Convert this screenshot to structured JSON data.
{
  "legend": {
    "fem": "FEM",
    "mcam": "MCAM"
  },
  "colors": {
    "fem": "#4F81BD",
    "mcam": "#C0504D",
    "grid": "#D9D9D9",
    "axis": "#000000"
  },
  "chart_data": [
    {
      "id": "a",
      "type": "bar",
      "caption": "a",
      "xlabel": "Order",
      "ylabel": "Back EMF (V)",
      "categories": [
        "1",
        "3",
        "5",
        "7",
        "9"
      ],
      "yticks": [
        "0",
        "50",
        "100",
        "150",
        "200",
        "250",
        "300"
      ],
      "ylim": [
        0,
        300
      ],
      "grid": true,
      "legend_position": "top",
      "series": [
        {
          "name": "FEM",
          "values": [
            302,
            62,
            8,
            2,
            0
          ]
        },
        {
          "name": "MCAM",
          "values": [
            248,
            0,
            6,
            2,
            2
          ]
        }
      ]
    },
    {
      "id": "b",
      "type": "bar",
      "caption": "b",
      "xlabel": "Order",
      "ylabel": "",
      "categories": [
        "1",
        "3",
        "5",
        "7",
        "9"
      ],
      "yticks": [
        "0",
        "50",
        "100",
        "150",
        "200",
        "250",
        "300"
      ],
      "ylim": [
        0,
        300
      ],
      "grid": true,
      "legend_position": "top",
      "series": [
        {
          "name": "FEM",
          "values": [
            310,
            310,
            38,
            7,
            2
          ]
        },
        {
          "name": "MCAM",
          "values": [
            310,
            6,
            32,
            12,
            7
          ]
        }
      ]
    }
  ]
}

::::::

Problem: Write out each line of the data above again, exactly as given.

Written response:
Convert this screenshot to structured JSON data.
{
  "legend": {
    "fem": "FEM",
    "mcam": "MCAM"
  },
  "colors": {
    "fem": "#4F81BD",
    "mcam": "#C0504D",
    "grid": "#D9D9D9",
    "axis": "#000000"
  },
  "chart_data": [
    {
      "id": "a",
      "type": "bar",
      "caption": "a",
      "xlabel": "Order",
      "ylabel": "Back EMF (V)",
      "categories": [
        "1",
        "3",
        "5",
        "7",
        "9"
      ],
      "yticks": [
        "0",
        "50",
        "100",
        "150",
        "200",
        "250",
        "300"
      ],
      "ylim": [
        0,
        300
      ],
      "grid": true,
      "legend_position": "top",
      "series": [
        {
          "name": "FEM",
          "values": [
            302,
            62,
            8,
            2,
            0
          ]
        },
        {
          "name": "MCAM",
          "values": [
            248,
            0,
            6,
            2,
            2
          ]
        }
      ]
    },
    {
      "id": "b",
      "type": "bar",
      "caption": "b",
      "xlabel": "Order",
      "ylabel": "",
      "categories": [
        "1",
        "3",
        "5",
        "7",
        "9"
      ],
      "yticks": [
        "0",
        "50",
        "100",
        "150",
        "200",
        "250",
        "300"
      ],
      "ylim": [
        0,
        300
      ],
      "grid": true,
      "legend_position": "top",
      "series": [
        {
          "name": "FEM",
          "values": [
            310,
            310,
            38,
            7,
            2
          ]
        },
        {
          "name": "MCAM",
          "values": [
            310,
            6,
            32,
            12,
            7
          ]
        }
      ]
    }
  ]
}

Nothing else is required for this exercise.